● WHAT YOU SHOULD DO: Show every line that has the string "subsystem" in it.

>> BEGIN DATASET EXTRACT

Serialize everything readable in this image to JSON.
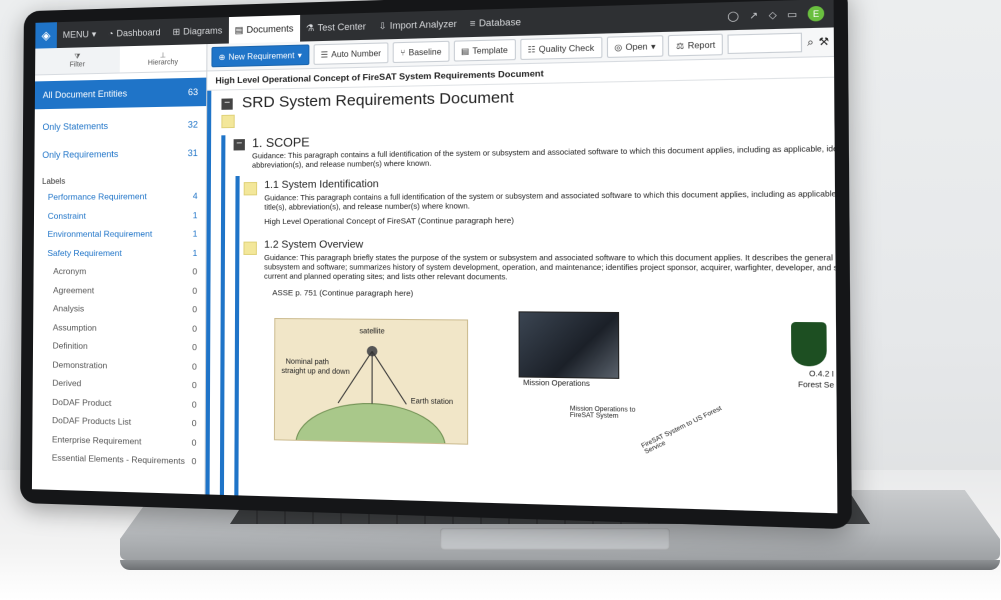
{
  "topbar": {
    "menu": "MENU",
    "nav": [
      "Dashboard",
      "Diagrams",
      "Documents",
      "Test Center",
      "Import Analyzer",
      "Database"
    ],
    "active_nav": "Documents",
    "avatar_initial": "E"
  },
  "sidebar": {
    "tabs": [
      "Filter",
      "Hierarchy"
    ],
    "entities": [
      {
        "label": "All Document Entities",
        "count": "63"
      },
      {
        "label": "Only Statements",
        "count": "32"
      },
      {
        "label": "Only Requirements",
        "count": "31"
      }
    ],
    "labels_heading": "Labels",
    "labels": [
      {
        "label": "Performance Requirement",
        "count": "4",
        "color": "blue"
      },
      {
        "label": "Constraint",
        "count": "1",
        "color": "blue"
      },
      {
        "label": "Environmental Requirement",
        "count": "1",
        "color": "blue"
      },
      {
        "label": "Safety Requirement",
        "count": "1",
        "color": "blue"
      },
      {
        "label": "Acronym",
        "count": "0",
        "color": "grey"
      },
      {
        "label": "Agreement",
        "count": "0",
        "color": "grey"
      },
      {
        "label": "Analysis",
        "count": "0",
        "color": "grey"
      },
      {
        "label": "Assumption",
        "count": "0",
        "color": "grey"
      },
      {
        "label": "Definition",
        "count": "0",
        "color": "grey"
      },
      {
        "label": "Demonstration",
        "count": "0",
        "color": "grey"
      },
      {
        "label": "Derived",
        "count": "0",
        "color": "grey"
      },
      {
        "label": "DoDAF Product",
        "count": "0",
        "color": "grey"
      },
      {
        "label": "DoDAF Products List",
        "count": "0",
        "color": "grey"
      },
      {
        "label": "Enterprise Requirement",
        "count": "0",
        "color": "grey"
      },
      {
        "label": "Essential Elements - Requirements",
        "count": "0",
        "color": "grey"
      }
    ]
  },
  "toolbar": {
    "new_requirement": "New Requirement",
    "auto_number": "Auto Number",
    "baseline": "Baseline",
    "template": "Template",
    "quality_check": "Quality Check",
    "open": "Open",
    "report": "Report"
  },
  "document": {
    "title": "High Level Operational Concept of FireSAT System Requirements Document",
    "root_heading": "SRD System Requirements Document",
    "scope_heading": "1. SCOPE",
    "scope_guidance": [
      "Guidance: This paragraph contains a full identification of the system or subsystem and associated software to which this document applies, including as applicable, identificatio",
      "abbreviation(s), and release number(s) where known."
    ],
    "sysid_heading": "1.1 System Identification",
    "sysid_guidance": [
      "Guidance: This paragraph contains a full identification of the system or subsystem and associated software to which this document applies, including as applicable, identifica",
      "title(s), abbreviation(s), and release number(s) where known."
    ],
    "sysid_para": "High Level Operational Concept of FireSAT (Continue paragraph here)",
    "overview_heading": "1.2 System Overview",
    "overview_guidance": [
      "Guidance: This paragraph briefly states the purpose of the system or subsystem and associated software to which this document applies.  It describes the general nature of",
      "subsystem and software; summarizes history of system development, operation, and maintenance; identifies project sponsor, acquirer, warfighter, developer, and support ag",
      "current and planned operating sites; and lists other relevant documents."
    ],
    "overview_para": "ASSE p. 751 (Continue paragraph here)"
  },
  "figure": {
    "satellite": "satellite",
    "sketch_text": [
      "Nominal path",
      "straight up and down"
    ],
    "earth_station": "Earth station",
    "mission_operations": "Mission Operations",
    "link1": "Mission Operations to FireSAT System",
    "link2": "FireSAT System to US Forest Service",
    "badge_text": "O.4.2 I",
    "forest": "Forest Se"
  }
}
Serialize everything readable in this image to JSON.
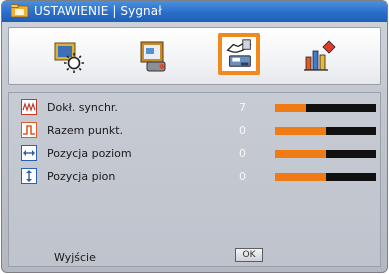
{
  "window": {
    "title": "USTAWIENIE | Sygnał",
    "title_icon": "settings-folder-icon"
  },
  "tabs": [
    {
      "name": "image-settings",
      "icon": "brightness-icon",
      "active": false
    },
    {
      "name": "display-settings",
      "icon": "display-icon",
      "active": false
    },
    {
      "name": "setup-settings",
      "icon": "setup-icon",
      "active": true
    },
    {
      "name": "options-settings",
      "icon": "options-icon",
      "active": false
    }
  ],
  "rows": [
    {
      "label": "Dokł. synchr.",
      "value": "7",
      "icon": "frequency-wave-icon",
      "fill_fraction": 0.31
    },
    {
      "label": "Razem punkt.",
      "value": "0",
      "icon": "phase-step-icon",
      "fill_fraction": 0.5
    },
    {
      "label": "Pozycja poziom",
      "value": "0",
      "icon": "horizontal-arrows-icon",
      "fill_fraction": 0.5
    },
    {
      "label": "Pozycja pion",
      "value": "0",
      "icon": "vertical-arrows-icon",
      "fill_fraction": 0.5
    }
  ],
  "exit": {
    "label": "Wyjście",
    "button_label": "OK"
  },
  "colors": {
    "title_bar": "#2a6ec9",
    "active_tab_border": "#f08a1e",
    "slider_fill": "#f07a14",
    "slider_track": "#111111"
  }
}
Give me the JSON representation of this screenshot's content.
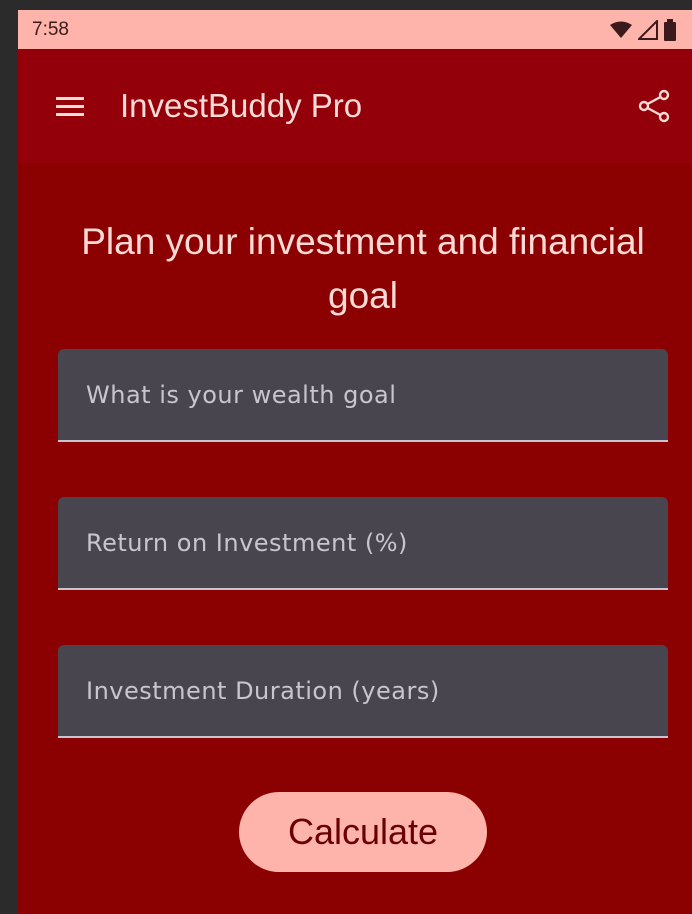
{
  "status_bar": {
    "time": "7:58",
    "icons": [
      "wifi-icon",
      "signal-icon",
      "battery-icon"
    ]
  },
  "app_bar": {
    "title": "InvestBuddy Pro",
    "menu_icon": "hamburger-menu-icon",
    "share_icon": "share-icon"
  },
  "main": {
    "heading": "Plan your investment and financial goal",
    "fields": {
      "wealth_goal": {
        "placeholder": "What is your wealth goal",
        "value": ""
      },
      "roi": {
        "placeholder": "Return on Investment (%)",
        "value": ""
      },
      "duration": {
        "placeholder": "Investment Duration (years)",
        "value": ""
      }
    },
    "calculate_label": "Calculate"
  },
  "colors": {
    "background": "#8b0000",
    "app_bar": "#93000a",
    "status_bar": "#ffb4ab",
    "field_bg": "#49454f",
    "button_bg": "#ffb4ab",
    "button_text": "#690005",
    "on_primary_text": "#ffdad6"
  }
}
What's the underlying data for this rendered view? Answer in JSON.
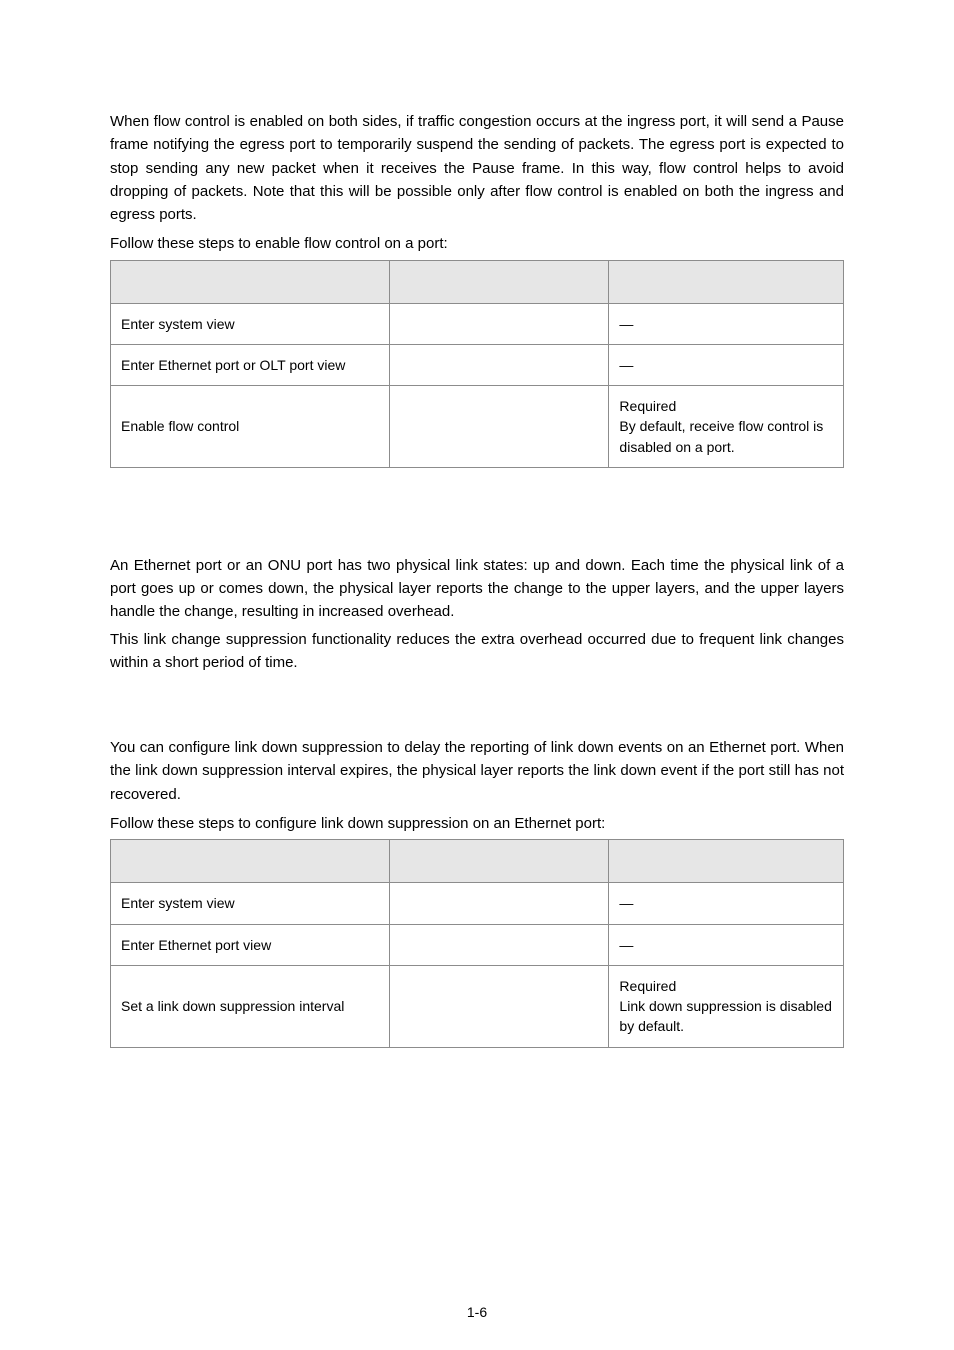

>> END DATASET EXTRACT

● ANSWER TO THIS PROBLEM:
      "Guidance: This paragraph contains a full identification of the system or subsystem and associated software to which this document applies, including as applicable, identificatio",
      "Guidance: This paragraph contains a full identification of the system or subsystem and associated software to which this document applies, including as applicable, identifica",
      "Guidance: This paragraph briefly states the purpose of the system or subsystem and associated software to which this document applies.  It describes the general nature of",
      "subsystem and software; summarizes history of system development, operation, and maintenance; identifies project sponsor, acquirer, warfighter, developer, and support ag",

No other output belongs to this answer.